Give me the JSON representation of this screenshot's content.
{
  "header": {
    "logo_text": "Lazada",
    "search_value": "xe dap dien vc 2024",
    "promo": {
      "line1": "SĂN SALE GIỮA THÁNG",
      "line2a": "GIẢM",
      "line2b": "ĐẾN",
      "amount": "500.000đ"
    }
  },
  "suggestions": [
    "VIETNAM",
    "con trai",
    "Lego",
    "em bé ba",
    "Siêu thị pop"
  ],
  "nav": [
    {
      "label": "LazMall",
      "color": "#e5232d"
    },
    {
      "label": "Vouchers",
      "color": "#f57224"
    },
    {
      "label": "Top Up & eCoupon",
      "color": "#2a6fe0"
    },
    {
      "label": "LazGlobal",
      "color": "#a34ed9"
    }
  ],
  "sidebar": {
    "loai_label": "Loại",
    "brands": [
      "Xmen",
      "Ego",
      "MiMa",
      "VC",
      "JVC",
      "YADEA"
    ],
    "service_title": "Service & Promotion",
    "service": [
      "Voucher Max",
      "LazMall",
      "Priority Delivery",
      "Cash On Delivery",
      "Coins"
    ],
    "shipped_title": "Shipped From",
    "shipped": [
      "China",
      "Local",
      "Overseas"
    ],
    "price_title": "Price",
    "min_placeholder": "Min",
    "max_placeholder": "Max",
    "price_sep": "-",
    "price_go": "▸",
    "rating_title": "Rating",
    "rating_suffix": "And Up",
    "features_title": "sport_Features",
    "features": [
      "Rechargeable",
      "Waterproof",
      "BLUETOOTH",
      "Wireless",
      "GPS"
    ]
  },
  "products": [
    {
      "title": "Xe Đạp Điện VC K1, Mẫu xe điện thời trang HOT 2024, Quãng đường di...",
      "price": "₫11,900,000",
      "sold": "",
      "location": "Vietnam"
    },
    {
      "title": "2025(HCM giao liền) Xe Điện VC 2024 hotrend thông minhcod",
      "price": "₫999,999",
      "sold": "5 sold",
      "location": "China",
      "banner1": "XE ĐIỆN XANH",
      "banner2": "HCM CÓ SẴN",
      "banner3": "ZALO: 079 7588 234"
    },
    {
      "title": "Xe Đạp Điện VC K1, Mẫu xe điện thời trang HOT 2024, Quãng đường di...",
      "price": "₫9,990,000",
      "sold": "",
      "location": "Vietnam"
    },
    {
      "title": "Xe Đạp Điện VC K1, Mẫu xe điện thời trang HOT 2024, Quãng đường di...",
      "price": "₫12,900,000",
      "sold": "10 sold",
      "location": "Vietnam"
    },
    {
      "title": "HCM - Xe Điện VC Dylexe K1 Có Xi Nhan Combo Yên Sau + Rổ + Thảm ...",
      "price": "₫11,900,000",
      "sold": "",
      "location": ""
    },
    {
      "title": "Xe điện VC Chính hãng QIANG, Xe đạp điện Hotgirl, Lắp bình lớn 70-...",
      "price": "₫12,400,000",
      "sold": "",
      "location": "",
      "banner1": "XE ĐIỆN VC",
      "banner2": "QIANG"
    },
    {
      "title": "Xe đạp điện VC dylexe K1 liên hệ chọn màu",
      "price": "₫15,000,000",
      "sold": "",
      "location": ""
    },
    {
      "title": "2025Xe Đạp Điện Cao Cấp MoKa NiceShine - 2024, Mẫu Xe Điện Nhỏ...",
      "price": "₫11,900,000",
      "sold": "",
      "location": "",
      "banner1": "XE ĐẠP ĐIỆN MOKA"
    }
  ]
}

·····

Directions:
Quote all the records exactly, please, leaving none out.

Response to the exercise:
Give me the JSON representation of this screenshot's content.
{
  "header": {
    "logo_text": "Lazada",
    "search_value": "xe dap dien vc 2024",
    "promo": {
      "line1": "SĂN SALE GIỮA THÁNG",
      "line2a": "GIẢM",
      "line2b": "ĐẾN",
      "amount": "500.000đ"
    }
  },
  "suggestions": [
    "VIETNAM",
    "con trai",
    "Lego",
    "em bé ba",
    "Siêu thị pop"
  ],
  "nav": [
    {
      "label": "LazMall",
      "color": "#e5232d"
    },
    {
      "label": "Vouchers",
      "color": "#f57224"
    },
    {
      "label": "Top Up & eCoupon",
      "color": "#2a6fe0"
    },
    {
      "label": "LazGlobal",
      "color": "#a34ed9"
    }
  ],
  "sidebar": {
    "loai_label": "Loại",
    "brands": [
      "Xmen",
      "Ego",
      "MiMa",
      "VC",
      "JVC",
      "YADEA"
    ],
    "service_title": "Service & Promotion",
    "service": [
      "Voucher Max",
      "LazMall",
      "Priority Delivery",
      "Cash On Delivery",
      "Coins"
    ],
    "shipped_title": "Shipped From",
    "shipped": [
      "China",
      "Local",
      "Overseas"
    ],
    "price_title": "Price",
    "min_placeholder": "Min",
    "max_placeholder": "Max",
    "price_sep": "-",
    "price_go": "▸",
    "rating_title": "Rating",
    "rating_suffix": "And Up",
    "features_title": "sport_Features",
    "features": [
      "Rechargeable",
      "Waterproof",
      "BLUETOOTH",
      "Wireless",
      "GPS"
    ]
  },
  "products": [
    {
      "title": "Xe Đạp Điện VC K1, Mẫu xe điện thời trang HOT 2024, Quãng đường di...",
      "price": "₫11,900,000",
      "sold": "",
      "location": "Vietnam"
    },
    {
      "title": "2025(HCM giao liền) Xe Điện VC 2024 hotrend thông minhcod",
      "price": "₫999,999",
      "sold": "5 sold",
      "location": "China",
      "banner1": "XE ĐIỆN XANH",
      "banner2": "HCM CÓ SẴN",
      "banner3": "ZALO: 079 7588 234"
    },
    {
      "title": "Xe Đạp Điện VC K1, Mẫu xe điện thời trang HOT 2024, Quãng đường di...",
      "price": "₫9,990,000",
      "sold": "",
      "location": "Vietnam"
    },
    {
      "title": "Xe Đạp Điện VC K1, Mẫu xe điện thời trang HOT 2024, Quãng đường di...",
      "price": "₫12,900,000",
      "sold": "10 sold",
      "location": "Vietnam"
    },
    {
      "title": "HCM - Xe Điện VC Dylexe K1 Có Xi Nhan Combo Yên Sau + Rổ + Thảm ...",
      "price": "₫11,900,000",
      "sold": "",
      "location": ""
    },
    {
      "title": "Xe điện VC Chính hãng QIANG, Xe đạp điện Hotgirl, Lắp bình lớn 70-...",
      "price": "₫12,400,000",
      "sold": "",
      "location": "",
      "banner1": "XE ĐIỆN VC",
      "banner2": "QIANG"
    },
    {
      "title": "Xe đạp điện VC dylexe K1 liên hệ chọn màu",
      "price": "₫15,000,000",
      "sold": "",
      "location": ""
    },
    {
      "title": "2025Xe Đạp Điện Cao Cấp MoKa NiceShine - 2024, Mẫu Xe Điện Nhỏ...",
      "price": "₫11,900,000",
      "sold": "",
      "location": "",
      "banner1": "XE ĐẠP ĐIỆN MOKA"
    }
  ]
}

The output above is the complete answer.